The problem — Reproduce every record exactly as it appears, but not the pictures.

━━━ Material shown

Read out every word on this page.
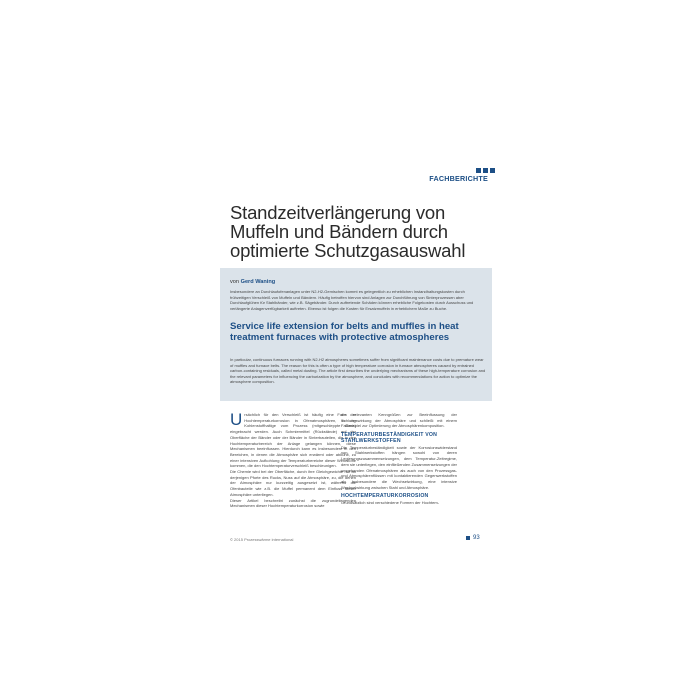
FACHBERICHTE
Standzeitverlängerung von Muffeln und Bändern durch optimierte Schutzgasauswahl
von Gerd Waning

Insbesondere an Durchlaufofenanlagen unter N2-H2-Gemischen kommt es gelegentlich zu erheblichen Instandhaltungskosten durch frühzeitigen Verschleiß von Muffeln und Bändern. Häufig betroffen hiervon sind Anlagen zur Durchführung von Sinterprozessen aber Durchlaufglühen für Stahlbänder, wie z.B. Sägebänder. Durch auftretende Schäden können erhebliche Folgekosten durch Ausschuss und verlängerte Anlagenverfügbarkeit auftreten. Ebenso ist folgen die Kosten für Ersatzmuffeln in erheblichem Maße zu Buche.

Service life extension for belts and muffles in heat treatment furnaces with protective atmospheres

In particular, continuous furnaces running with N2-H2 atmospheres sometimes suffer from significant maintenance costs due to premature wear of muffles and furnace belts. The reason for this is often a type of high temperature corrosion in furnace atmospheres caused by entrained carbon-containing residuals, called metal dusting. The article first describes the underlying mechanisms of these high-temperature corrosion and the relevant parameters for influencing the carburization by the atmosphere, and concludes with recommendations for action to optimize the atmosphere composition.

Ursächlich für den Verschleiß ist häufig eine Form der Hochtemperaturkorrosion in Ofenatmosphären, in der Kohlenstoffhaltige vom Prozess (mitgeschleppte Gase) eingebracht werden. Auch Schmiermittel (Rückstände) auf der Oberfläche der Bänder oder der Bänder in Sinterbauteilen, die in den Hochtemperaturbereich der Anlage gelangen können, diese Mechanismen beeinflussen. Hierdurch kann es insbesondere in den Bereichen, in denen die Atmosphäre sich erwärmt oder abkühlt, zu einer intensiven Aufkohlung der Temperaturbereiche dieser Werkstoffe kommen, die den Hochtemperaturverschleiß beschleunigen.

Die Chemie wird bei der Oberfläche, durch ihre Gleichgewichte nur an derjenigen Pforte des Rucks, Nuss auf die Atmosphäre, zu, die denen der Atmosphäre nur kurzzeitig ausgesetzt ist, während die Ofenbauteile wie z.B. die Muffel permanent dem Einfluss dieser Atmosphäre unterliegen.

Dieser Artikel beschreibt zunächst die zugrundeliegenden Mechanismen dieser Hochtemperaturkorrosion sowie

die relevanten Kenngrößen zur Beeinflussung der Kohlungswirkung der Atmosphäre und schließt mit einem Fallbeispiel zur Optimierung der Atmosphärenkomposition.

TEMPERATURBESTÄNDIGKEIT VON STAHLWERKSTOFFEN

Die Temperaturbeständigkeit sowie der Korrosionswiderstand von Stahlwerkstoffen hängen sowohl von deren Legierungszusammensetzungen, dem Temperatur-Zeitregime, dem sie unterliegen, den einfließenden Zusammensetzungen der umgebenden Ofenatmosphären als auch von den Prozessgas- und Atmosphärenflüssen mit kontaktierenden Gegenwerkstoffen ab. Insbesondere die Wechselwirkung, eine intensive Wechselwirkung zwischen Stahl und Atmosphäre.

HOCHTEMPERATURKORROSION

Grundsätzlich sind verschiedene Formen der Hochtem-

© 2015 Prozesswärme international	93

━━━━━━

Exercise output —
Read out every word on this page.
FACHBERICHTE
Standzeitverlängerung von Muffeln und Bändern durch optimierte Schutzgasauswahl
von Gerd Waning

Insbesondere an Durchlaufofenanlagen unter N2-H2-Gemischen kommt es gelegentlich zu erheblichen Instandhaltungskosten durch frühzeitigen Verschleiß von Muffeln und Bändern. Häufig betroffen hiervon sind Anlagen zur Durchführung von Sinterprozessen aber Durchlaufglühen für Stahlbänder, wie z.B. Sägebänder. Durch auftretende Schäden können erhebliche Folgekosten durch Ausschuss und verlängerte Anlagenverfügbarkeit auftreten. Ebenso ist folgen die Kosten für Ersatzmuffeln in erheblichem Maße zu Buche.

Service life extension for belts and muffles in heat treatment furnaces with protective atmospheres

In particular, continuous furnaces running with N2-H2 atmospheres sometimes suffer from significant maintenance costs due to premature wear of muffles and furnace belts. The reason for this is often a type of high temperature corrosion in furnace atmospheres caused by entrained carbon-containing residuals, called metal dusting. The article first describes the underlying mechanisms of these high-temperature corrosion and the relevant parameters for influencing the carburization by the atmosphere, and concludes with recommendations for action to optimize the atmosphere composition.

Ursächlich für den Verschleiß ist häufig eine Form der Hochtemperaturkorrosion in Ofenatmosphären, in der Kohlenstoffhaltige vom Prozess (mitgeschleppte Gase) eingebracht werden. Auch Schmiermittel (Rückstände) auf der Oberfläche der Bänder oder der Bänder in Sinterbauteilen, die in den Hochtemperaturbereich der Anlage gelangen können, diese Mechanismen beeinflussen. Hierdurch kann es insbesondere in den Bereichen, in denen die Atmosphäre sich erwärmt oder abkühlt, zu einer intensiven Aufkohlung der Temperaturbereiche dieser Werkstoffe kommen, die den Hochtemperaturverschleiß beschleunigen.

Die Chemie wird bei der Oberfläche, durch ihre Gleichgewichte nur an derjenigen Pforte des Rucks, Nuss auf die Atmosphäre, zu, die denen der Atmosphäre nur kurzzeitig ausgesetzt ist, während die Ofenbauteile wie z.B. die Muffel permanent dem Einfluss dieser Atmosphäre unterliegen.

Dieser Artikel beschreibt zunächst die zugrundeliegenden Mechanismen dieser Hochtemperaturkorrosion sowie

die relevanten Kenngrößen zur Beeinflussung der Kohlungswirkung der Atmosphäre und schließt mit einem Fallbeispiel zur Optimierung der Atmosphärenkomposition.

TEMPERATURBESTÄNDIGKEIT VON STAHLWERKSTOFFEN

Die Temperaturbeständigkeit sowie der Korrosionswiderstand von Stahlwerkstoffen hängen sowohl von deren Legierungszusammensetzungen, dem Temperatur-Zeitregime, dem sie unterliegen, den einfließenden Zusammensetzungen der umgebenden Ofenatmosphären als auch von den Prozessgas- und Atmosphärenflüssen mit kontaktierenden Gegenwerkstoffen ab. Insbesondere die Wechselwirkung, eine intensive Wechselwirkung zwischen Stahl und Atmosphäre.

HOCHTEMPERATURKORROSION

Grundsätzlich sind verschiedene Formen der Hochtem-

© 2015 Prozesswärme international	93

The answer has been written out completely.